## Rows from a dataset
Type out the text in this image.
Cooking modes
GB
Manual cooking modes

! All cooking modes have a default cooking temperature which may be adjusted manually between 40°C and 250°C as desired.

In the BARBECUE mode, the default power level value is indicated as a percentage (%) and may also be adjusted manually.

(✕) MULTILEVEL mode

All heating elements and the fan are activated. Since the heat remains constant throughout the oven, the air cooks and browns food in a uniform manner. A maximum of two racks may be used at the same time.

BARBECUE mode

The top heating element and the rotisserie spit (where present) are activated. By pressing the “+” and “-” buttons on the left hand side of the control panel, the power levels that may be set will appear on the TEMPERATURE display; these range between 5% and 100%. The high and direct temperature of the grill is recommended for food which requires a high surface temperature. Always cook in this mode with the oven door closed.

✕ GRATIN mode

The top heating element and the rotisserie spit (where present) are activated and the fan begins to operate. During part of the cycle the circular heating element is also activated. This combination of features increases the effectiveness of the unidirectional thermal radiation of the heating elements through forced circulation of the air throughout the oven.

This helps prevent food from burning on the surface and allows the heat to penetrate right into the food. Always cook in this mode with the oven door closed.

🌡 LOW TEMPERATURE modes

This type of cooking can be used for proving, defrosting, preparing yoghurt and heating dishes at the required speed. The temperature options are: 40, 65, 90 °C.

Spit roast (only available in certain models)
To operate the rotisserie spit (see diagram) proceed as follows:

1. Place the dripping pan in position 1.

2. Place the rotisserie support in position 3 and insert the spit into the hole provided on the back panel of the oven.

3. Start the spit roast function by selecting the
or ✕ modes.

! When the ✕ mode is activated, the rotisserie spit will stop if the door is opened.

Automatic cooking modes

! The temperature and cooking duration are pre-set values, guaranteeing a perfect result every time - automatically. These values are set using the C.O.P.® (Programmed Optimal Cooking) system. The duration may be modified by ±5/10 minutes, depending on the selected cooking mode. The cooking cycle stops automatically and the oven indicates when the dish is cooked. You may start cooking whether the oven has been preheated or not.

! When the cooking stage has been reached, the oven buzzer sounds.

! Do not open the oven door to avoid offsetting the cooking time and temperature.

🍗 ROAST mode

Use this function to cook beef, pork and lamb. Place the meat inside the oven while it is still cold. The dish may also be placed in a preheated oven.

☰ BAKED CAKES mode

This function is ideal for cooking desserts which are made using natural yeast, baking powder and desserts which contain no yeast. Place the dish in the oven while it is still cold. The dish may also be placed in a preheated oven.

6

## Task instructions
From the data above, copy each line that holds "BARBECUE".

## Response to this task
In the BARBECUE mode, the default power level value is indicated as a percentage (%) and may also be adjusted manually.
BARBECUE mode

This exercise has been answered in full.